> Challenge:
Write the data below out exactly as it stands. Do not include the pictures.

> Dataset:
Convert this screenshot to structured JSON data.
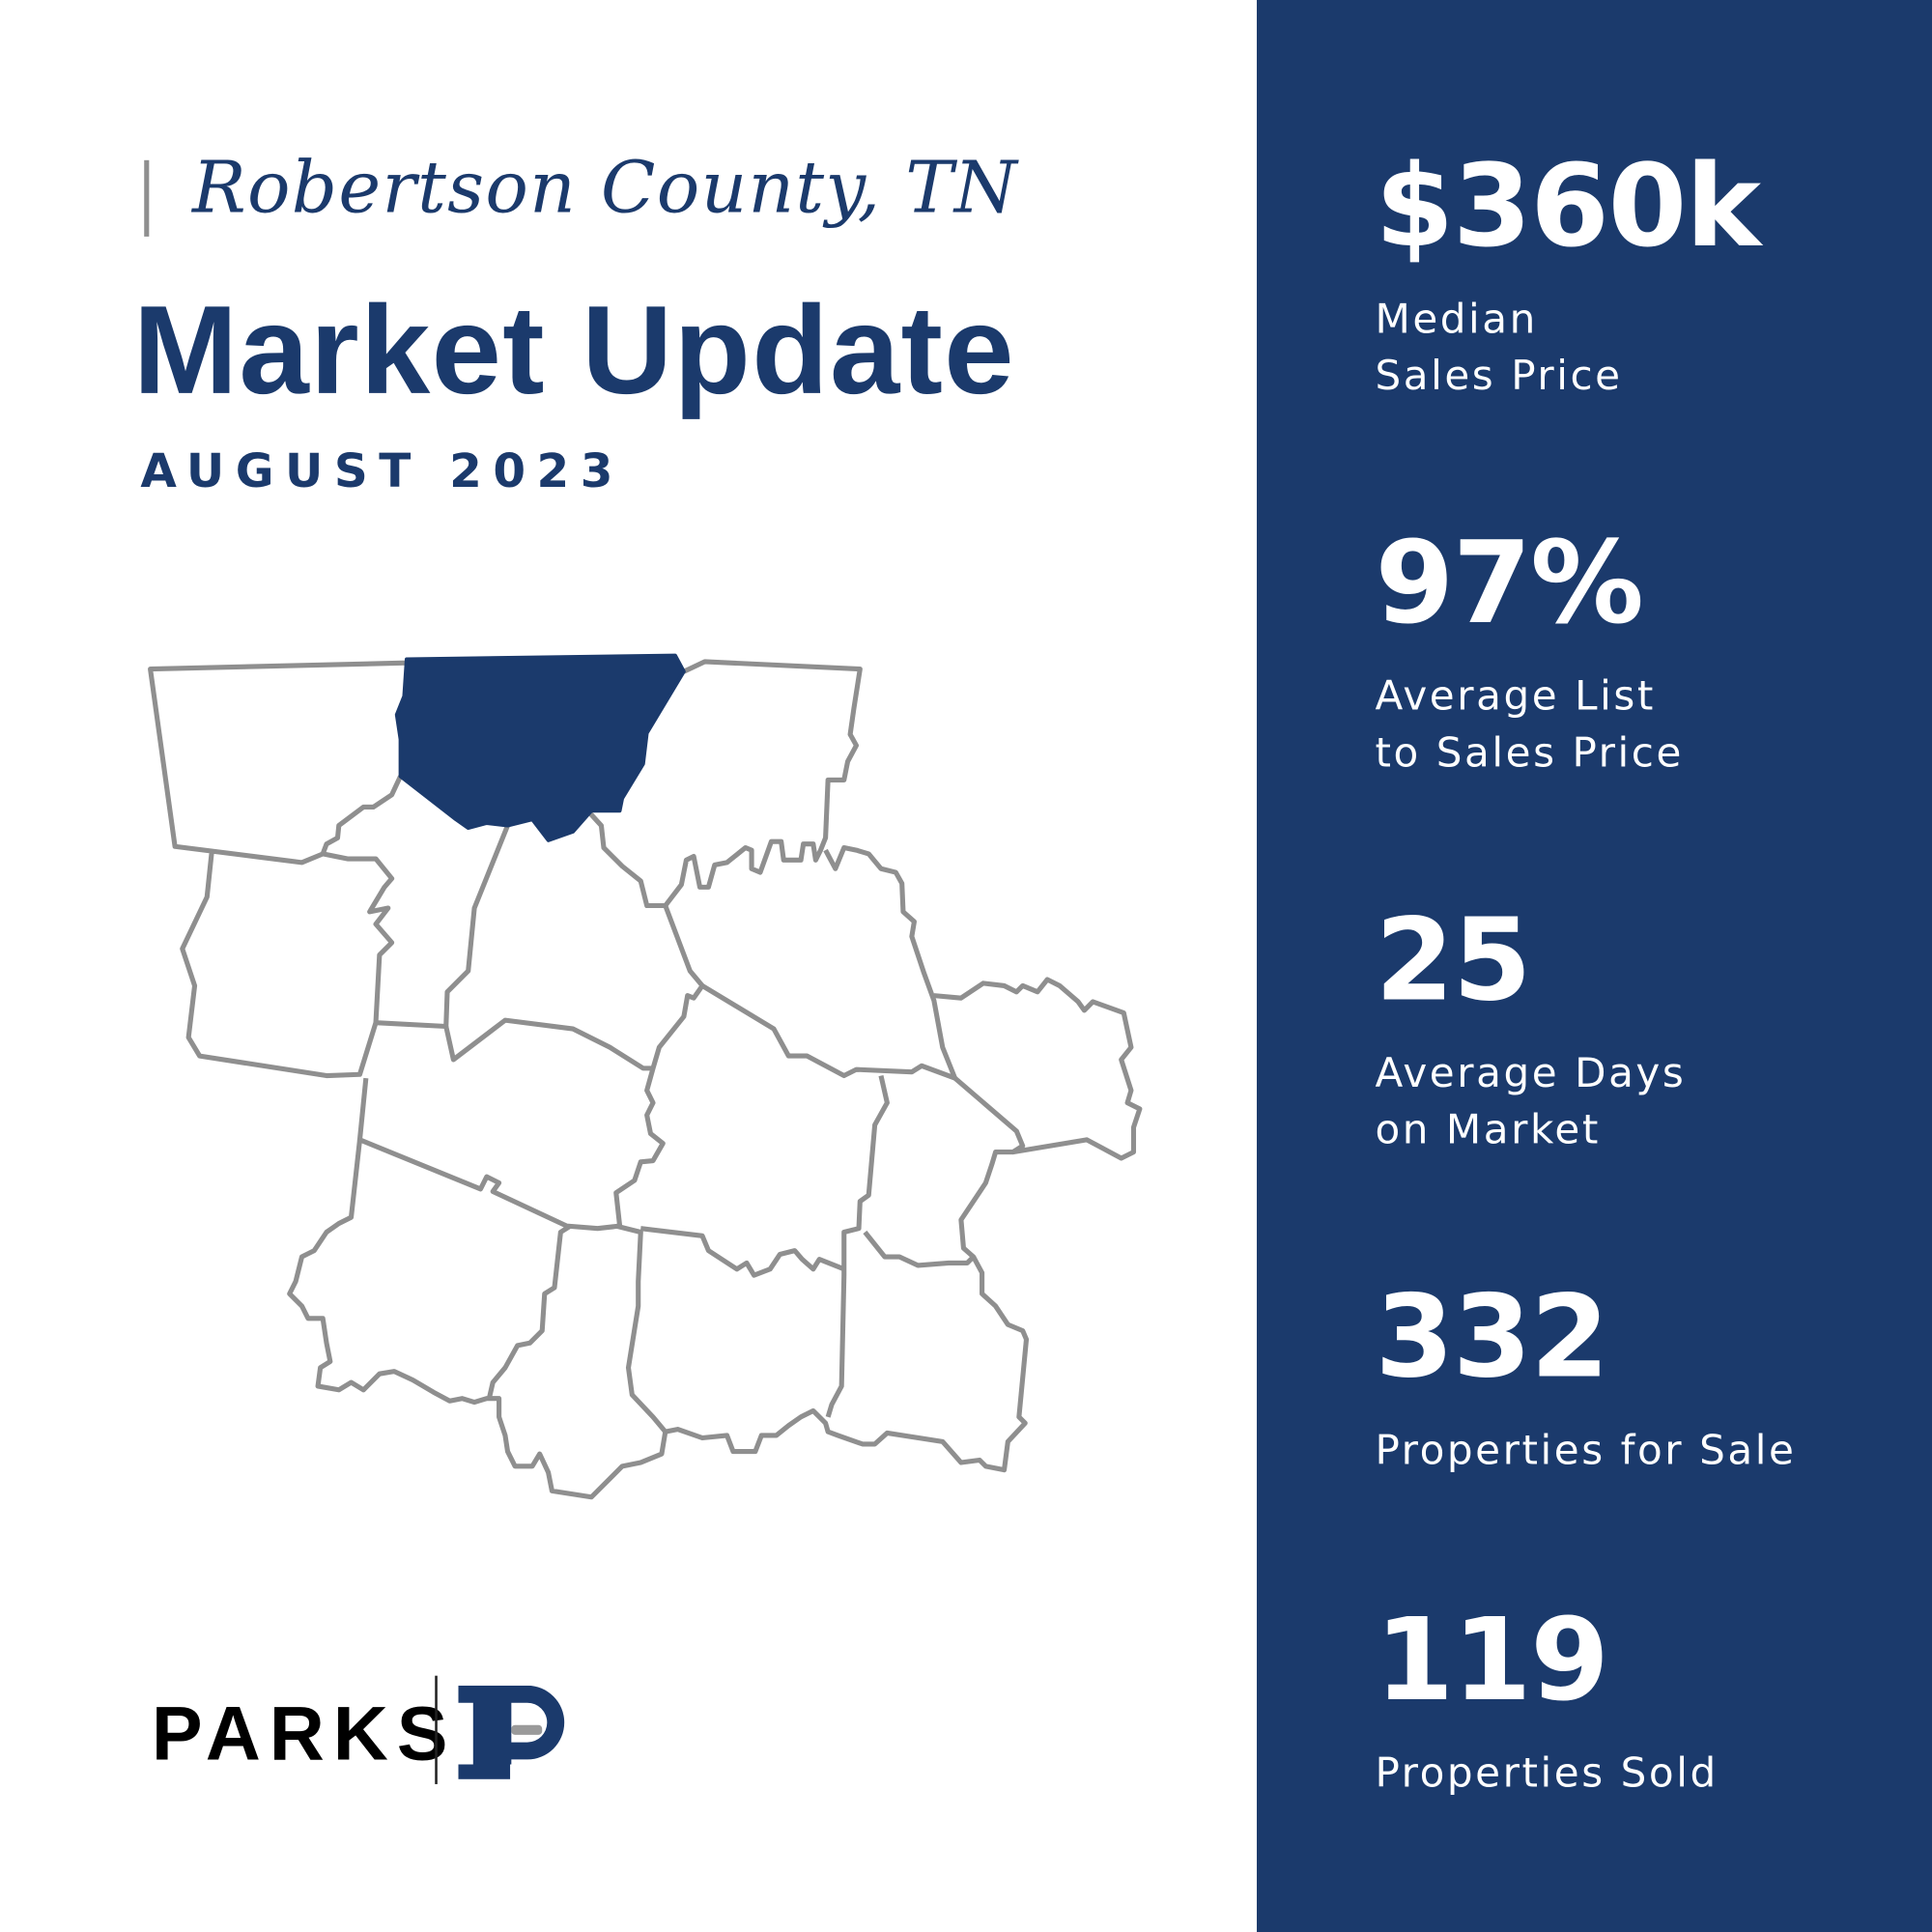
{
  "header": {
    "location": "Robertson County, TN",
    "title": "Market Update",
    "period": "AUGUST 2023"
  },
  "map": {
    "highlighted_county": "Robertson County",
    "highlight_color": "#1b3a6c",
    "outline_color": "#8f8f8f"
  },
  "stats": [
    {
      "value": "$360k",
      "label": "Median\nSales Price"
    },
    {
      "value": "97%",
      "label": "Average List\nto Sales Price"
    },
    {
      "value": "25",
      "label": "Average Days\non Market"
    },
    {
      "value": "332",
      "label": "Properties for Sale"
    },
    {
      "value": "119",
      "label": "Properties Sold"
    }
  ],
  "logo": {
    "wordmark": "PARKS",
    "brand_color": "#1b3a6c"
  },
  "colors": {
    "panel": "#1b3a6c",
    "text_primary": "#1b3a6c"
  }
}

> Exercise output:
Convert this screenshot to structured JSON data.
{
  "header": {
    "location": "Robertson County, TN",
    "title": "Market Update",
    "period": "AUGUST 2023"
  },
  "map": {
    "highlighted_county": "Robertson County",
    "highlight_color": "#1b3a6c",
    "outline_color": "#8f8f8f"
  },
  "stats": [
    {
      "value": "$360k",
      "label": "Median\nSales Price"
    },
    {
      "value": "97%",
      "label": "Average List\nto Sales Price"
    },
    {
      "value": "25",
      "label": "Average Days\non Market"
    },
    {
      "value": "332",
      "label": "Properties for Sale"
    },
    {
      "value": "119",
      "label": "Properties Sold"
    }
  ],
  "logo": {
    "wordmark": "PARKS",
    "brand_color": "#1b3a6c"
  },
  "colors": {
    "panel": "#1b3a6c",
    "text_primary": "#1b3a6c"
  }
}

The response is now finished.